### Request
Return all of the lines below exactly as they are.

### Data entries
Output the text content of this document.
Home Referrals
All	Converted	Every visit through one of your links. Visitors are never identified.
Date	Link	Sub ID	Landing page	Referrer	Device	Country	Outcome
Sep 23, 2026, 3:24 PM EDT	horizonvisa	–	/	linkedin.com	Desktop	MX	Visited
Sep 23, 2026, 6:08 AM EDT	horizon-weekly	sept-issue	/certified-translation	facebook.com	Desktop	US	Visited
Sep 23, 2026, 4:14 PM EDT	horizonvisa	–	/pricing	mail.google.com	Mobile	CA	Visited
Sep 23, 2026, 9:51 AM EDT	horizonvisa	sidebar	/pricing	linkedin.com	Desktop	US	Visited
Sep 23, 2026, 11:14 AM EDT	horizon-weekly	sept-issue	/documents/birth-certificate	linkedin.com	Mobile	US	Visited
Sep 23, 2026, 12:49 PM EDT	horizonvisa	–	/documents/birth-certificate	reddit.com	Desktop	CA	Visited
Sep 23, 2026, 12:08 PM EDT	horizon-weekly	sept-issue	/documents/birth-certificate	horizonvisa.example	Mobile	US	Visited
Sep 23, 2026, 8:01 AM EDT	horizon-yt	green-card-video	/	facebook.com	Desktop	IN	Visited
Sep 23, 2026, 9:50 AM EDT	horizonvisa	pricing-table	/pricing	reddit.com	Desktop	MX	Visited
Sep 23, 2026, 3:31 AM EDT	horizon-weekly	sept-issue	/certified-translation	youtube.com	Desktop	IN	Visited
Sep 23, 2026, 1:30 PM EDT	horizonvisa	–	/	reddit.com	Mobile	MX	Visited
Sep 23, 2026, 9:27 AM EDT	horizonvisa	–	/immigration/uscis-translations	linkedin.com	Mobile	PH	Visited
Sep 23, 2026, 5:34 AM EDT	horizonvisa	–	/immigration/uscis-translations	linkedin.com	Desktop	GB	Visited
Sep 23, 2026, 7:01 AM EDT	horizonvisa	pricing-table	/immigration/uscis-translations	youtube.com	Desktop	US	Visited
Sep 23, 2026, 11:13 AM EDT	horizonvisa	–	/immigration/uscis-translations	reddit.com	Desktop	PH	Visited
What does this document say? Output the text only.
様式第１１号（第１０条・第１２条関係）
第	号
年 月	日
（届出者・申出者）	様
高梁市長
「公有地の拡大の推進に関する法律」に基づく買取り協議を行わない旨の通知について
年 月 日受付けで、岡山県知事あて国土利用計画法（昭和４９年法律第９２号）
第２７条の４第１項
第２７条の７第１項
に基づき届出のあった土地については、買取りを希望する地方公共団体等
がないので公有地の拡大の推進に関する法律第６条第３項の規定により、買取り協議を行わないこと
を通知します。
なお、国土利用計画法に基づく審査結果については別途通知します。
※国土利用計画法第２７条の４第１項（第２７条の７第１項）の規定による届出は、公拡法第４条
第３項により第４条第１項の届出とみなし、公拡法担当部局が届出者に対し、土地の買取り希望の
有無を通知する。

### Response to this exercise
Output the text content of this document.
Home Referrals
All	Converted	Every visit through one of your links. Visitors are never identified.
Date	Link	Sub ID	Landing page	Referrer	Device	Country	Outcome
Sep 23, 2026, 3:24 PM EDT	horizonvisa	–	/	linkedin.com	Desktop	MX	Visited
Sep 23, 2026, 6:08 AM EDT	horizon-weekly	sept-issue	/certified-translation	facebook.com	Desktop	US	Visited
Sep 23, 2026, 4:14 PM EDT	horizonvisa	–	/pricing	mail.google.com	Mobile	CA	Visited
Sep 23, 2026, 9:51 AM EDT	horizonvisa	sidebar	/pricing	linkedin.com	Desktop	US	Visited
Sep 23, 2026, 11:14 AM EDT	horizon-weekly	sept-issue	/documents/birth-certificate	linkedin.com	Mobile	US	Visited
Sep 23, 2026, 12:49 PM EDT	horizonvisa	–	/documents/birth-certificate	reddit.com	Desktop	CA	Visited
Sep 23, 2026, 12:08 PM EDT	horizon-weekly	sept-issue	/documents/birth-certificate	horizonvisa.example	Mobile	US	Visited
Sep 23, 2026, 8:01 AM EDT	horizon-yt	green-card-video	/	facebook.com	Desktop	IN	Visited
Sep 23, 2026, 9:50 AM EDT	horizonvisa	pricing-table	/pricing	reddit.com	Desktop	MX	Visited
Sep 23, 2026, 3:31 AM EDT	horizon-weekly	sept-issue	/certified-translation	youtube.com	Desktop	IN	Visited
Sep 23, 2026, 1:30 PM EDT	horizonvisa	–	/	reddit.com	Mobile	MX	Visited
Sep 23, 2026, 9:27 AM EDT	horizonvisa	–	/immigration/uscis-translations	linkedin.com	Mobile	PH	Visited
Sep 23, 2026, 5:34 AM EDT	horizonvisa	–	/immigration/uscis-translations	linkedin.com	Desktop	GB	Visited
Sep 23, 2026, 7:01 AM EDT	horizonvisa	pricing-table	/immigration/uscis-translations	youtube.com	Desktop	US	Visited
Sep 23, 2026, 11:13 AM EDT	horizonvisa	–	/immigration/uscis-translations	reddit.com	Desktop	PH	Visited
What does this document say? Output the text only.
様式第１１号（第１０条・第１２条関係）
第	号
年 月	日
（届出者・申出者）	様
高梁市長
「公有地の拡大の推進に関する法律」に基づく買取り協議を行わない旨の通知について
年 月 日受付けで、岡山県知事あて国土利用計画法（昭和４９年法律第９２号）
第２７条の４第１項
第２７条の７第１項
に基づき届出のあった土地については、買取りを希望する地方公共団体等
がないので公有地の拡大の推進に関する法律第６条第３項の規定により、買取り協議を行わないこと
を通知します。
なお、国土利用計画法に基づく審査結果については別途通知します。
※国土利用計画法第２７条の４第１項（第２７条の７第１項）の規定による届出は、公拡法第４条
第３項により第４条第１項の届出とみなし、公拡法担当部局が届出者に対し、土地の買取り希望の
有無を通知する。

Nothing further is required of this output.